__WHAT YOU WILL DO__
Every line that contains the word "Kent" should be copied.

__RECORDS FOR THE EXERCISE__
===============

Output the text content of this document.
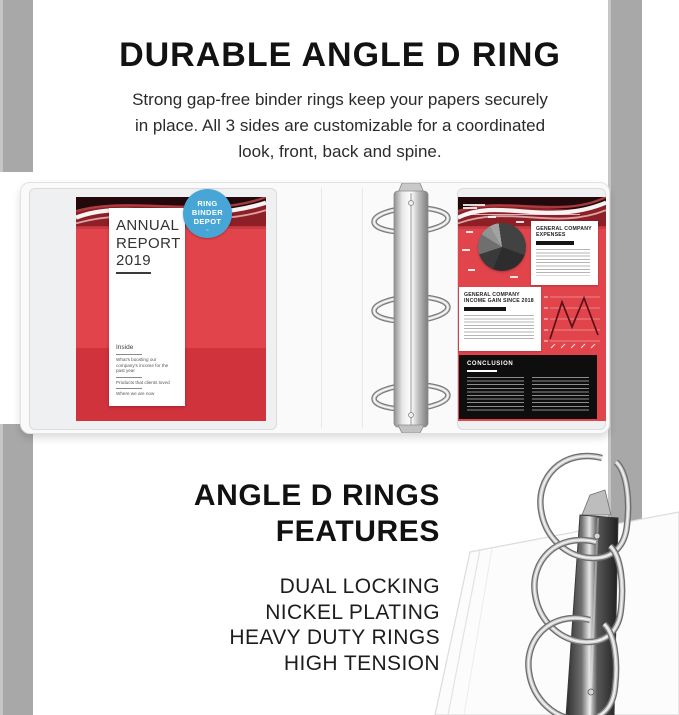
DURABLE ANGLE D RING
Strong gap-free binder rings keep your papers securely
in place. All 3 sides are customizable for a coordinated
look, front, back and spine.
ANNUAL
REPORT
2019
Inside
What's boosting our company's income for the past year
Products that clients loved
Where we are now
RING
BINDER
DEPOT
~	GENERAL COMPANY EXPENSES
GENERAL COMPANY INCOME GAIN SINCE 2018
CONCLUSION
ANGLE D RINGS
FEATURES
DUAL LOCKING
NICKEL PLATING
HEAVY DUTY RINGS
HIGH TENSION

===============

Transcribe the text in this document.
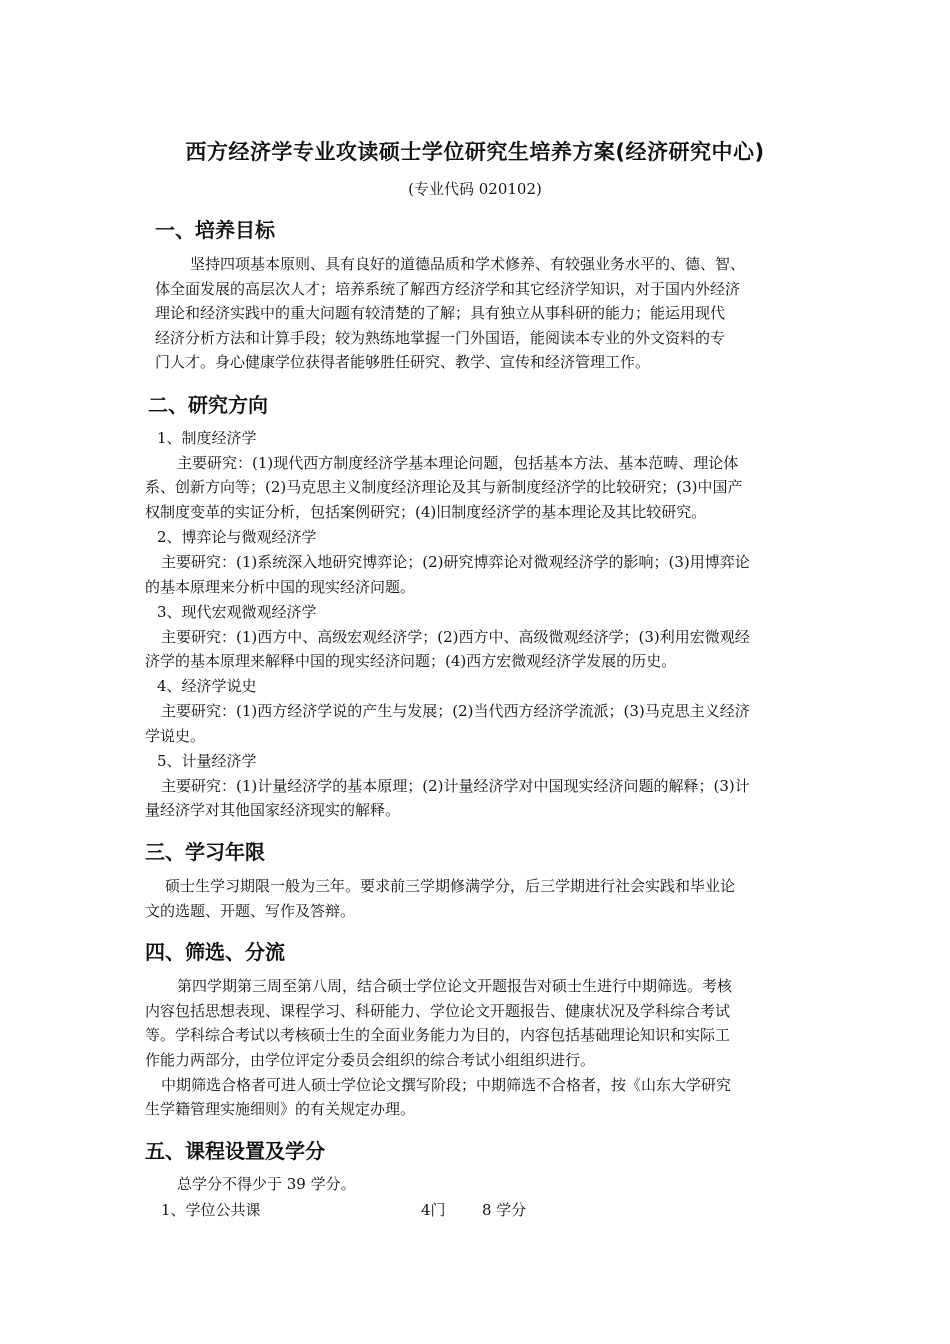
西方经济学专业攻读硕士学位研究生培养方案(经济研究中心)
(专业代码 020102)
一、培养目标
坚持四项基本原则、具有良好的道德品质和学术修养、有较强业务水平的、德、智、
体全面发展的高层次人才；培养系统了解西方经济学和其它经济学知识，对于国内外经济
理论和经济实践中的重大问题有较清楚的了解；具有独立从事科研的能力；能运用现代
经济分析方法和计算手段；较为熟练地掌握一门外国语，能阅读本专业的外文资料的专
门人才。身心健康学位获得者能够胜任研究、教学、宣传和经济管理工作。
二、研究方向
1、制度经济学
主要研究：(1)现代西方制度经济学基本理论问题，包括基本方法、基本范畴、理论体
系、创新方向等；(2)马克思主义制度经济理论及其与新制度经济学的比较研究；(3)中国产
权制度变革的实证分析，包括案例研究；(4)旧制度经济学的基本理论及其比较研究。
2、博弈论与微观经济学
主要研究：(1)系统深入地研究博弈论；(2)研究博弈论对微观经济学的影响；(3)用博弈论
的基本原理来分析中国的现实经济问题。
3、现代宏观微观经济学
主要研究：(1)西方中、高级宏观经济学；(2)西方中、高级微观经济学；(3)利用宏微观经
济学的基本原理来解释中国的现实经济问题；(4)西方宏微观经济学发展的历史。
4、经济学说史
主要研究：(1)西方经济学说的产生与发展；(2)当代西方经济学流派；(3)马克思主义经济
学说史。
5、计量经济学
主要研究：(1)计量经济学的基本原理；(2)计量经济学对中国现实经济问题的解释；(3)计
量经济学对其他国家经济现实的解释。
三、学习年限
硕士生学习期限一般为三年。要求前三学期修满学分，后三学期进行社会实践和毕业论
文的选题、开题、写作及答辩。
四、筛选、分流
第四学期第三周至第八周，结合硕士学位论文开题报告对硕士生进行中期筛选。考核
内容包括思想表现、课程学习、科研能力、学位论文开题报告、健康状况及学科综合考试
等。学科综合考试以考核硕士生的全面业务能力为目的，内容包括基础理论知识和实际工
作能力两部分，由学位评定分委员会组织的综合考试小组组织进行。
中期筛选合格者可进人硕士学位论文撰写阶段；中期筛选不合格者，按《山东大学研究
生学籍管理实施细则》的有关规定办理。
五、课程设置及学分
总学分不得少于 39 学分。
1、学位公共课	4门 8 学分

===============

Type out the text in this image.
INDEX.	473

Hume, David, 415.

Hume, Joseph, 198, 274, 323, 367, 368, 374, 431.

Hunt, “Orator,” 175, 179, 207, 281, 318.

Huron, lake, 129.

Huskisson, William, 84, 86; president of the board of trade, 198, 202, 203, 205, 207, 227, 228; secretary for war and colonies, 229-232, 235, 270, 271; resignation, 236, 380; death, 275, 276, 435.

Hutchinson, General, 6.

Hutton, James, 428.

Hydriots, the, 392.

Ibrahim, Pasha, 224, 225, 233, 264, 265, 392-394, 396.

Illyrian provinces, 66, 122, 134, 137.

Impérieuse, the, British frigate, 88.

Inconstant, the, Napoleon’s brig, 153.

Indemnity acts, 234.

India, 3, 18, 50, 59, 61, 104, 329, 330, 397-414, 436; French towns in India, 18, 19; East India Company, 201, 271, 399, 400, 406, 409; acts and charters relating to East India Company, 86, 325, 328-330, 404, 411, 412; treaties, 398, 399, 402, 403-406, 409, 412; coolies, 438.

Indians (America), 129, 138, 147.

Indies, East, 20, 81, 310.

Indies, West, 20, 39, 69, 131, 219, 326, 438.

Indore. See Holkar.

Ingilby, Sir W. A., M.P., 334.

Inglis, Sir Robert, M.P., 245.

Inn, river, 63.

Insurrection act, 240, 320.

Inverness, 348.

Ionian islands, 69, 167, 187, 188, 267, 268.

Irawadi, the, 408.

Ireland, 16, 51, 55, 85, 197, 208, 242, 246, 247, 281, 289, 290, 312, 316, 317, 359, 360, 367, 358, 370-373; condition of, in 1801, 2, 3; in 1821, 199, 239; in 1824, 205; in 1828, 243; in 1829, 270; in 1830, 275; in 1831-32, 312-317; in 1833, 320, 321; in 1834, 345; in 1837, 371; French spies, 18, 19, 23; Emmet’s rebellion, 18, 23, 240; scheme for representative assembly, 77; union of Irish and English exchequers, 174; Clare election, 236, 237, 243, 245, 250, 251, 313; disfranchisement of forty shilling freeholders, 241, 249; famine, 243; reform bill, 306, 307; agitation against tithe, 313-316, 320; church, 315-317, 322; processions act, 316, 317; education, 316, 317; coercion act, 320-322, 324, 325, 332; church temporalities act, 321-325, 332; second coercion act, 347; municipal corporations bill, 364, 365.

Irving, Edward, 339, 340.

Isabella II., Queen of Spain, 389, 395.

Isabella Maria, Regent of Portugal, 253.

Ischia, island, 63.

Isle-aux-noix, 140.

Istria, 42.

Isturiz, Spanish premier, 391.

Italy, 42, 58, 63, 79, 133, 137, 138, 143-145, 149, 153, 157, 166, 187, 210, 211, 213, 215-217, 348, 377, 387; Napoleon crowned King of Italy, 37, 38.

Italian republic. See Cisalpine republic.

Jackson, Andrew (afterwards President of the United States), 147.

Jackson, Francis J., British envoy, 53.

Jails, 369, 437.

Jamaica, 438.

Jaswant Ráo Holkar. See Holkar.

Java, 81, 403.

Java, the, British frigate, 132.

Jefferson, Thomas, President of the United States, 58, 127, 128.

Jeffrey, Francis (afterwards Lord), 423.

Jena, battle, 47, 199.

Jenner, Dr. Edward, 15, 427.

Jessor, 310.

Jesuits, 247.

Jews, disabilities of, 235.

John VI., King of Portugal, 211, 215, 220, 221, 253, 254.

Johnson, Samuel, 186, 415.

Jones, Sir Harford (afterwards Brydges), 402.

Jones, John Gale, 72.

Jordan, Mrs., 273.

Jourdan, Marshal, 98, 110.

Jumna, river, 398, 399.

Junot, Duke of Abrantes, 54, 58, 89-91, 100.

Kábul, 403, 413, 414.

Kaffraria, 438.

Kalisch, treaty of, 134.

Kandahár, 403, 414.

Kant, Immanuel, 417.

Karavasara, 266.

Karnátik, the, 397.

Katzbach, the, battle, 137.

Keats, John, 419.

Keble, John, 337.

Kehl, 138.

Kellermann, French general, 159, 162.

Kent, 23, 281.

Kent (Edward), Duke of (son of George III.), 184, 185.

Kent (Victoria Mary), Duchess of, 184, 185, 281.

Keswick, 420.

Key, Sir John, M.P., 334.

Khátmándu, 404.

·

===============

__TASK RESPONSE__
Kent, 23, 281.
Kent (Edward), Duke of (son of George III.), 184, 185.
Kent (Victoria Mary), Duchess of, 184, 185, 281.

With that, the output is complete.